EXERCISE GOAL: Select and copy out every line in the records containing "Sector".

STORED ROWS:
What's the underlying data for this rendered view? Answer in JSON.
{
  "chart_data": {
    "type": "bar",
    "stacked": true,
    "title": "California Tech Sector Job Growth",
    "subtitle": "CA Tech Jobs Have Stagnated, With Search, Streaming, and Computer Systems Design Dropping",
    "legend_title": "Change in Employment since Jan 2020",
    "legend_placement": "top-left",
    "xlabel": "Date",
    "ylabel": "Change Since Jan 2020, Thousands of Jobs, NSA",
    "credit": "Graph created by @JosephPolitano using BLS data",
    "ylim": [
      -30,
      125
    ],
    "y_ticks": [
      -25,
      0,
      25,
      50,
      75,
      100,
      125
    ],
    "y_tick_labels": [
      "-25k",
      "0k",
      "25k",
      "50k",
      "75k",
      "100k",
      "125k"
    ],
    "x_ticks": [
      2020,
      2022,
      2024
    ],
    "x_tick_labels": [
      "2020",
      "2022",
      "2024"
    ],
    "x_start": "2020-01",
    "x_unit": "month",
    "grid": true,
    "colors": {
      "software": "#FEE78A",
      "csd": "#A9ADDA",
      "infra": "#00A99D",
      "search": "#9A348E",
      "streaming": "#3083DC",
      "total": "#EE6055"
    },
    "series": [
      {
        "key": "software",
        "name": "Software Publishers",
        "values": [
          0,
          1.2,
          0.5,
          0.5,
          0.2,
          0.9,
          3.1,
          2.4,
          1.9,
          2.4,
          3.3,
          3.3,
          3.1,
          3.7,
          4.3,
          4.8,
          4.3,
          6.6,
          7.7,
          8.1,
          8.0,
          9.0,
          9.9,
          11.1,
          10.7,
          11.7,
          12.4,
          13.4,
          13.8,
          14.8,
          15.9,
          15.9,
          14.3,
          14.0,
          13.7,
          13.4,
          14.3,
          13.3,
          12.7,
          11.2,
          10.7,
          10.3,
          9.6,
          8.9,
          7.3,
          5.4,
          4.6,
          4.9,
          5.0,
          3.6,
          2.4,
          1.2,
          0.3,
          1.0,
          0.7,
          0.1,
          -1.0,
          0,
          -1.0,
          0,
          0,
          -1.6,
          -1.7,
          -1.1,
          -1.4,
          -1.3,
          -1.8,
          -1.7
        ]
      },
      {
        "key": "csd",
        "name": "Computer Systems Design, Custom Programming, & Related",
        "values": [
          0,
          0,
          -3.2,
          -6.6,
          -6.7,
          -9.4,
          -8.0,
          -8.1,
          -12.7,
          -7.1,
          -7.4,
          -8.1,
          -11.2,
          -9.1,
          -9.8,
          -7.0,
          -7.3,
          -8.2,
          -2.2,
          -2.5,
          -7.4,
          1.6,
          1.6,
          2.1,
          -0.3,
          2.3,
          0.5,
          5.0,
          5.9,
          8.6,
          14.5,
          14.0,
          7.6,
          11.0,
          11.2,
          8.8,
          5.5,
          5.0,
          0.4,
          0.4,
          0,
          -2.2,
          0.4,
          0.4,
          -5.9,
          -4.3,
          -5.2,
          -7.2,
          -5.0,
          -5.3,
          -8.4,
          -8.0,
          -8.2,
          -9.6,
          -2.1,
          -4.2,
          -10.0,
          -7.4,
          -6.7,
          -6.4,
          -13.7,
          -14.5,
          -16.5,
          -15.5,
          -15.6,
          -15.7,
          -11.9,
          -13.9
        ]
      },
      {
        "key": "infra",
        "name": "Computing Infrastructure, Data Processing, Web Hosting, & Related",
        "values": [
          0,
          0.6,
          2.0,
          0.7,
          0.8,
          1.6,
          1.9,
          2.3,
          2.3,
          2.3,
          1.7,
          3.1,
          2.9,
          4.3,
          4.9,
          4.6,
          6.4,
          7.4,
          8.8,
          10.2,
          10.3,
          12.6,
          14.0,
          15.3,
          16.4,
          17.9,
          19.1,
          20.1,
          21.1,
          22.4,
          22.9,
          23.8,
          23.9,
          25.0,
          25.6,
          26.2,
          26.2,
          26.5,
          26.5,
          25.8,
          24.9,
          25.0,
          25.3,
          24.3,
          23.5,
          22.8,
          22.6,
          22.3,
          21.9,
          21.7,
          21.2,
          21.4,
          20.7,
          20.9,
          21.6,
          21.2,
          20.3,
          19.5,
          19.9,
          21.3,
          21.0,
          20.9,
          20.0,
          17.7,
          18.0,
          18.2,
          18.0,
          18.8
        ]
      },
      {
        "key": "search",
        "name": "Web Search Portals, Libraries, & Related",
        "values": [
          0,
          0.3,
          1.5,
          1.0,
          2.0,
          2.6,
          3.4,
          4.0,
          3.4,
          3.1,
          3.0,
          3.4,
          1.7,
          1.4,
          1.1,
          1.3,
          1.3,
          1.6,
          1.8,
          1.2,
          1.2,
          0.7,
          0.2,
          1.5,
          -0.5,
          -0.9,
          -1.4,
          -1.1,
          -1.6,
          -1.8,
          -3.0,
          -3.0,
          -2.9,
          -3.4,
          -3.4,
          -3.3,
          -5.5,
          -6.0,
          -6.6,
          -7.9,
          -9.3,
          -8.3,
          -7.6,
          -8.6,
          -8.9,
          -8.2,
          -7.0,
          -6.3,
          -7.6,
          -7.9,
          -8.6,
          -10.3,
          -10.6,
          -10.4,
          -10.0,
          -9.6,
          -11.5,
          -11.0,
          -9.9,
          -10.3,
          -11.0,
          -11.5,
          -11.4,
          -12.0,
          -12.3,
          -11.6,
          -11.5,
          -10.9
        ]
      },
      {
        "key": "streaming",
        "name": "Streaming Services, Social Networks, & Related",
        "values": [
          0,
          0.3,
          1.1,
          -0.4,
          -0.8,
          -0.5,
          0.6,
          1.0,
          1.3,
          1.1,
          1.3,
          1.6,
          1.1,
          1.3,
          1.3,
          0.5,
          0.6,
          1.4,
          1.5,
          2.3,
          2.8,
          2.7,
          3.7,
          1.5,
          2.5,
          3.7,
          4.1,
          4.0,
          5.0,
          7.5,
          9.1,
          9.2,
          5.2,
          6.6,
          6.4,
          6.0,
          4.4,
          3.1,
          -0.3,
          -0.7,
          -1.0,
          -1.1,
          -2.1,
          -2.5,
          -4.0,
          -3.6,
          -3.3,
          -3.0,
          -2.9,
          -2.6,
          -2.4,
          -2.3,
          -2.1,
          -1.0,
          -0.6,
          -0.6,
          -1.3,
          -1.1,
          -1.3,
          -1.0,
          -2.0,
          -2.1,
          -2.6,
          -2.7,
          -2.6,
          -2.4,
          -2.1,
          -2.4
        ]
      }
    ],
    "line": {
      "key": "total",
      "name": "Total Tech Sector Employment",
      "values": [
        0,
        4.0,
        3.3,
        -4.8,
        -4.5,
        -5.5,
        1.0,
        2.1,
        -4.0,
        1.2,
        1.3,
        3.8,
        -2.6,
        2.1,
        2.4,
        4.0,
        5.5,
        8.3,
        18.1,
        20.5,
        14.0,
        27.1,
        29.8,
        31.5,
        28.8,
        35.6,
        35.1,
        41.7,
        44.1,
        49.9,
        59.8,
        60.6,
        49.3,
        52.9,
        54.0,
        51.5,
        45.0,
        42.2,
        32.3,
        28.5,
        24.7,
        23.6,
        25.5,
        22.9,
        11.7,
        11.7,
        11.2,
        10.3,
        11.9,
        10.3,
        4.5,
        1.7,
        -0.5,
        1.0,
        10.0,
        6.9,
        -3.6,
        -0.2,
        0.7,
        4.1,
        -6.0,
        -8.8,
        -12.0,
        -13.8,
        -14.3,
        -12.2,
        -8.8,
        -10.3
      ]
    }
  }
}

RESULT OF THE TASK:
    "title": "California Tech Sector Job Growth",
      "name": "Total Tech Sector Employment",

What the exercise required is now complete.